Exercise brief —
Put everything from the line containing "legend-swatch (50, 18, 56, 24)" down to the line containing "y-tick-label: 85 (41, 213, 56, 227)" into a Markdown table with the columns No. and Text. Number each line and leave out any blank lines.

Material for this exercise —
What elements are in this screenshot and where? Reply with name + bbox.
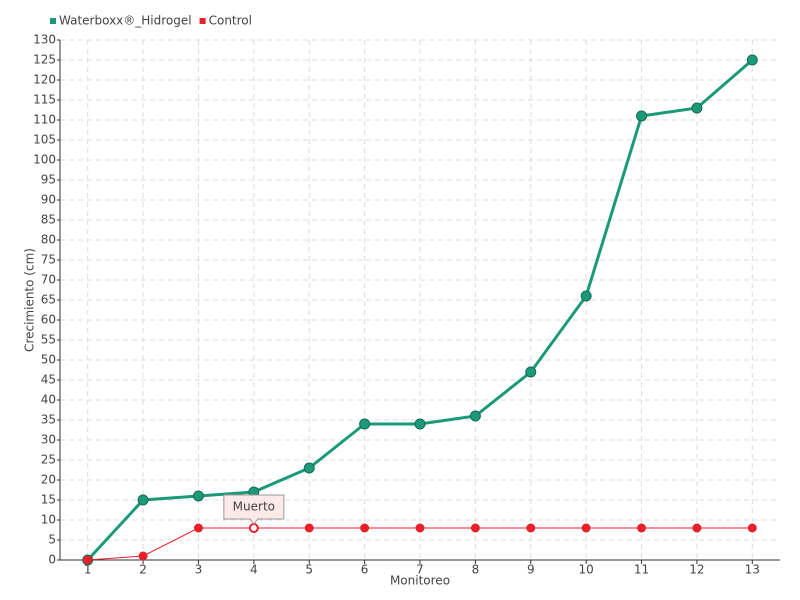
legend-swatch (50, 18, 56, 24)
y-tick-label: 90 (41, 193, 56, 207)
data-point (581, 523, 591, 533)
y-tick-label: 115 (33, 93, 56, 107)
data-point (637, 523, 647, 533)
data-point (414, 418, 426, 430)
y-tick-label: 100 (33, 153, 56, 167)
legend-swatch (199, 18, 206, 24)
data-point (469, 410, 481, 422)
x-tick-label: 8 (472, 563, 480, 577)
y-tick-label: 35 (41, 413, 56, 427)
y-tick-label: 110 (33, 113, 56, 127)
data-point (470, 523, 480, 533)
data-point (83, 555, 93, 565)
y-tick-label: 85 (41, 213, 56, 227)
legend-label: Waterboxx®_Hidrogel (59, 14, 192, 28)
x-tick-label: 9 (527, 563, 535, 577)
data-point (526, 523, 536, 533)
x-tick-label: 2 (139, 563, 147, 577)
y-tick-label: 20 (41, 473, 56, 487)
x-tick-label: 12 (689, 563, 704, 577)
x-tick-label: 1 (84, 563, 92, 577)
data-point (248, 523, 259, 533)
data-point (525, 366, 537, 378)
y-tick-label: 75 (41, 253, 56, 267)
y-tick-label: 105 (33, 133, 56, 147)
x-tick-label: 3 (195, 563, 203, 577)
data-point (359, 418, 371, 430)
data-point (360, 523, 370, 533)
y-tick-label: 50 (41, 353, 56, 367)
y-tick-label: 95 (41, 173, 56, 187)
data-point (192, 490, 204, 502)
x-tick-label: 11 (634, 563, 649, 577)
x-tick-label: 5 (305, 563, 313, 577)
data-point (415, 523, 425, 533)
y-tick-label: 55 (41, 333, 56, 347)
y-tick-label: 125 (33, 53, 56, 67)
y-tick-label: 80 (41, 233, 56, 247)
data-point (193, 523, 203, 533)
x-tick-label: 10 (579, 563, 594, 577)
data-point (137, 494, 149, 506)
data-point (303, 462, 315, 474)
data-point (746, 54, 758, 66)
x-tick-label: 7 (416, 563, 424, 577)
y-tick-label: 60 (41, 313, 56, 327)
y-tick-label: 120 (33, 73, 56, 87)
x-tick-label: 4 (250, 563, 258, 577)
data-point (636, 110, 648, 122)
y-tick-label: 0 (48, 553, 56, 567)
data-point (138, 551, 148, 561)
grid-layer (60, 39, 780, 560)
y-tick-label: 130 (33, 33, 56, 47)
data-point (692, 523, 702, 533)
data-point (747, 523, 757, 533)
y-tick-label: 15 (41, 493, 56, 507)
y-tick-label: 5 (48, 533, 56, 547)
legend-label: Control (209, 14, 252, 28)
y-tick-label: 25 (41, 453, 56, 467)
y-tick-label: 10 (41, 513, 56, 527)
x-tick-label: 13 (745, 563, 760, 577)
annotation-text: Muerto (233, 500, 275, 514)
x-tick-label: 6 (361, 563, 369, 577)
data-point (580, 290, 592, 302)
y-axis-label: Crecimiento (cm) (23, 248, 37, 352)
x-axis-label: Monitoreo (390, 574, 450, 588)
y-tick-label: 70 (41, 273, 56, 287)
data-point (304, 523, 314, 533)
data-point (691, 102, 703, 114)
y-tick-label: 65 (41, 293, 56, 307)
y-tick-label: 40 (41, 393, 56, 407)
y-tick-label: 45 (41, 373, 56, 387)
annotation-box (223, 494, 285, 525)
y-tick-label: 30 (41, 433, 56, 447)
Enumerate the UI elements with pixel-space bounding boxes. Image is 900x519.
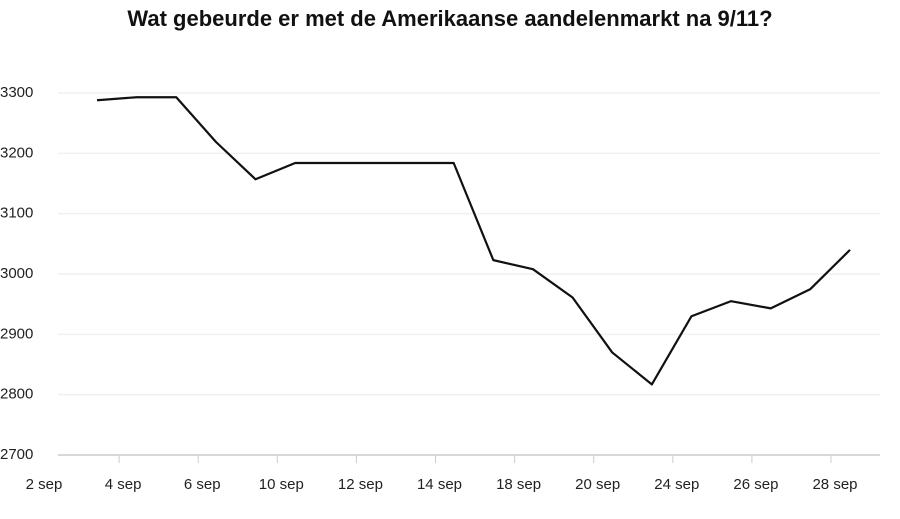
x-tick-label: 26 sep xyxy=(733,476,778,493)
x-tick-label: 12 sep xyxy=(338,476,383,493)
x-tick-label: 28 sep xyxy=(812,476,857,493)
y-tick-label: 3300 xyxy=(0,84,33,101)
x-tick-label: 2 sep xyxy=(26,476,63,493)
x-tick-label: 6 sep xyxy=(184,476,221,493)
x-tick-label: 20 sep xyxy=(575,476,620,493)
y-tick-label: 2800 xyxy=(0,386,33,403)
x-tick-label: 18 sep xyxy=(496,476,541,493)
x-tick-label: 4 sep xyxy=(105,476,142,493)
y-tick-label: 3000 xyxy=(0,265,33,282)
y-tick-label: 2700 xyxy=(0,446,33,463)
y-tick-label: 3200 xyxy=(0,144,33,161)
x-tick-label: 14 sep xyxy=(417,476,462,493)
line xyxy=(96,96,851,386)
y-tick-label: 3100 xyxy=(0,205,33,222)
x-tick-label: 10 sep xyxy=(259,476,304,493)
x-tick-label: 24 sep xyxy=(654,476,699,493)
y-tick-label: 2900 xyxy=(0,325,33,342)
chart-title: Wat gebeurde er met de Amerikaanse aande… xyxy=(127,6,772,31)
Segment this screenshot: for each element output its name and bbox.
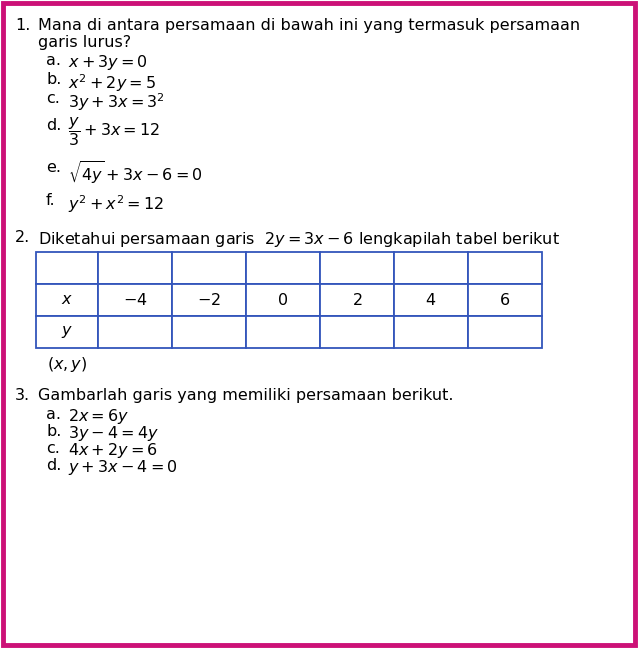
Text: $4$: $4$ [426, 292, 436, 308]
Text: 3.: 3. [15, 388, 30, 403]
Text: Gambarlah garis yang memiliki persamaan berikut.: Gambarlah garis yang memiliki persamaan … [38, 388, 454, 403]
Bar [468, 284, 542, 316]
Bar [98, 316, 172, 348]
Bar [246, 316, 320, 348]
Text: Mana di antara persamaan di bawah ini yang termasuk persamaan: Mana di antara persamaan di bawah ini ya… [38, 18, 580, 33]
Text: Diketahui persamaan garis  $2y = 3x - 6$ lengkapilah tabel berikut: Diketahui persamaan garis $2y = 3x - 6$ … [38, 230, 560, 249]
Text: f.: f. [46, 193, 56, 208]
Text: $x^2 + 2y = 5$: $x^2 + 2y = 5$ [68, 72, 156, 94]
Text: $(x, y)$: $(x, y)$ [47, 354, 87, 373]
Bar [320, 252, 394, 284]
Text: $y^2 + x^2 = 12$: $y^2 + x^2 = 12$ [68, 193, 164, 214]
Bar [36, 252, 98, 284]
Text: $6$: $6$ [500, 292, 510, 308]
Text: a.: a. [46, 407, 61, 422]
Text: 1.: 1. [15, 18, 31, 33]
Bar [320, 316, 394, 348]
Bar [468, 316, 542, 348]
Bar [172, 252, 246, 284]
Text: $3y + 3x = 3^2$: $3y + 3x = 3^2$ [68, 91, 165, 113]
Text: $0$: $0$ [278, 292, 288, 308]
Text: garis lurus?: garis lurus? [38, 35, 131, 50]
Bar [246, 284, 320, 316]
Text: $2$: $2$ [352, 292, 362, 308]
Bar [36, 284, 98, 316]
Text: $y + 3x - 4 = 0$: $y + 3x - 4 = 0$ [68, 458, 177, 477]
Text: c.: c. [46, 91, 60, 106]
Text: $\sqrt{4y} + 3x - 6 = 0$: $\sqrt{4y} + 3x - 6 = 0$ [68, 160, 203, 187]
Text: $4x + 2y = 6$: $4x + 2y = 6$ [68, 441, 158, 460]
Bar [172, 284, 246, 316]
Bar [394, 284, 468, 316]
Text: c.: c. [46, 441, 60, 456]
Text: $\dfrac{y}{3} + 3x = 12$: $\dfrac{y}{3} + 3x = 12$ [68, 115, 160, 148]
Bar [98, 284, 172, 316]
Text: d.: d. [46, 118, 61, 133]
Text: a.: a. [46, 53, 61, 68]
Text: b.: b. [46, 424, 61, 439]
Text: $y$: $y$ [61, 324, 73, 340]
Bar [394, 316, 468, 348]
Text: $x$: $x$ [61, 292, 73, 308]
Bar [98, 252, 172, 284]
Text: $x + 3y = 0$: $x + 3y = 0$ [68, 53, 148, 72]
Text: 2.: 2. [15, 230, 30, 245]
Bar [172, 316, 246, 348]
Text: d.: d. [46, 458, 61, 473]
Text: e.: e. [46, 160, 61, 175]
Bar [36, 316, 98, 348]
Bar [468, 252, 542, 284]
Text: b.: b. [46, 72, 61, 87]
Bar [320, 284, 394, 316]
Text: $-4$: $-4$ [122, 292, 147, 308]
Bar [394, 252, 468, 284]
Bar [246, 252, 320, 284]
Text: $2x = 6y$: $2x = 6y$ [68, 407, 129, 426]
Text: $-2$: $-2$ [197, 292, 221, 308]
Text: $3y - 4 = 4y$: $3y - 4 = 4y$ [68, 424, 159, 443]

Task result —
| No. | Text |
|---|---|
| 1 | legend-swatch (50, 18, 56, 24) |
| 2 | y-tick-label: 90 (41, 193, 56, 207) |
| 3 | data-point (581, 523, 591, 533) |
| 4 | y-tick-label: 115 (33, 93, 56, 107) |
| 5 | data-point (637, 523, 647, 533) |
| 6 | data-point (414, 418, 426, 430) |
| 7 | y-tick-label: 100 (33, 153, 56, 167) |
| 8 | legend-swatch (199, 18, 206, 24) |
| 9 | data-point (469, 410, 481, 422) |
| 10 | x-tick-label: 8 (472, 563, 480, 577) |
| 11 | y-tick-label: 35 (41, 413, 56, 427) |
| 12 | y-tick-label: 110 (33, 113, 56, 127) |
| 13 | data-point (470, 523, 480, 533) |
| 14 | data-point (83, 555, 93, 565) |
| 15 | y-tick-label: 85 (41, 213, 56, 227) |